Copy every entry exactly.

Stored records
***

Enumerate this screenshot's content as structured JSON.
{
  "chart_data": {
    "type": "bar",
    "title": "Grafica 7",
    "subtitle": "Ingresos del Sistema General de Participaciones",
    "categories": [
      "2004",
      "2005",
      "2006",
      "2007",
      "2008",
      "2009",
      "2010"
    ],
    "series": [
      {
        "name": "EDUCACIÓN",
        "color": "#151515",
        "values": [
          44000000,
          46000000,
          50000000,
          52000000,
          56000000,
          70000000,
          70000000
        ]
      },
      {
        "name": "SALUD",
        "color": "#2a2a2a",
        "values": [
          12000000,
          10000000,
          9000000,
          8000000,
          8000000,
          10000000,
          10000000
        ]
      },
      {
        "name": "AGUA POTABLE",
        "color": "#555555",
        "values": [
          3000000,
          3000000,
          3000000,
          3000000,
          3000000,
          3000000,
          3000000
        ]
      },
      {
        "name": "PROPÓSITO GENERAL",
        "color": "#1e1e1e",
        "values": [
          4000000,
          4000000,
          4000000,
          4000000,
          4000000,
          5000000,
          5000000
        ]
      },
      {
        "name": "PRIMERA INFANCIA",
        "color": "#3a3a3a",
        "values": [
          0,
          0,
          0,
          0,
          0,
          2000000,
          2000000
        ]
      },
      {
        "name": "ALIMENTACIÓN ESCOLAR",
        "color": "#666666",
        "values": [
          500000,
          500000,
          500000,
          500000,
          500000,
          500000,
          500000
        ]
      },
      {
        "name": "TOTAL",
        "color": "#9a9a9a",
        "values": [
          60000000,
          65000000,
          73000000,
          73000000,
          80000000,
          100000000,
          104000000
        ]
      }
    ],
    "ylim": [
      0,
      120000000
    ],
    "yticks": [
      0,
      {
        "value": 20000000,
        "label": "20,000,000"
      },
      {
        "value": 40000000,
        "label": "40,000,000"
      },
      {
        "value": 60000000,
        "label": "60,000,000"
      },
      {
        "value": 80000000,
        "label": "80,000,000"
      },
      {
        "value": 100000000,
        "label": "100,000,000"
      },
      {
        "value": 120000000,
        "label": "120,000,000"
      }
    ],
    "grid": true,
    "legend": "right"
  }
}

***

» **Solution to the problem**:
Enumerate this screenshot's content as structured JSON.
{
  "chart_data": {
    "type": "bar",
    "title": "Grafica 7",
    "subtitle": "Ingresos del Sistema General de Participaciones",
    "categories": [
      "2004",
      "2005",
      "2006",
      "2007",
      "2008",
      "2009",
      "2010"
    ],
    "series": [
      {
        "name": "EDUCACIÓN",
        "color": "#151515",
        "values": [
          44000000,
          46000000,
          50000000,
          52000000,
          56000000,
          70000000,
          70000000
        ]
      },
      {
        "name": "SALUD",
        "color": "#2a2a2a",
        "values": [
          12000000,
          10000000,
          9000000,
          8000000,
          8000000,
          10000000,
          10000000
        ]
      },
      {
        "name": "AGUA POTABLE",
        "color": "#555555",
        "values": [
          3000000,
          3000000,
          3000000,
          3000000,
          3000000,
          3000000,
          3000000
        ]
      },
      {
        "name": "PROPÓSITO GENERAL",
        "color": "#1e1e1e",
        "values": [
          4000000,
          4000000,
          4000000,
          4000000,
          4000000,
          5000000,
          5000000
        ]
      },
      {
        "name": "PRIMERA INFANCIA",
        "color": "#3a3a3a",
        "values": [
          0,
          0,
          0,
          0,
          0,
          2000000,
          2000000
        ]
      },
      {
        "name": "ALIMENTACIÓN ESCOLAR",
        "color": "#666666",
        "values": [
          500000,
          500000,
          500000,
          500000,
          500000,
          500000,
          500000
        ]
      },
      {
        "name": "TOTAL",
        "color": "#9a9a9a",
        "values": [
          60000000,
          65000000,
          73000000,
          73000000,
          80000000,
          100000000,
          104000000
        ]
      }
    ],
    "ylim": [
      0,
      120000000
    ],
    "yticks": [
      0,
      {
        "value": 20000000,
        "label": "20,000,000"
      },
      {
        "value": 40000000,
        "label": "40,000,000"
      },
      {
        "value": 60000000,
        "label": "60,000,000"
      },
      {
        "value": 80000000,
        "label": "80,000,000"
      },
      {
        "value": 100000000,
        "label": "100,000,000"
      },
      {
        "value": 120000000,
        "label": "120,000,000"
      }
    ],
    "grid": true,
    "legend": "right"
  }
}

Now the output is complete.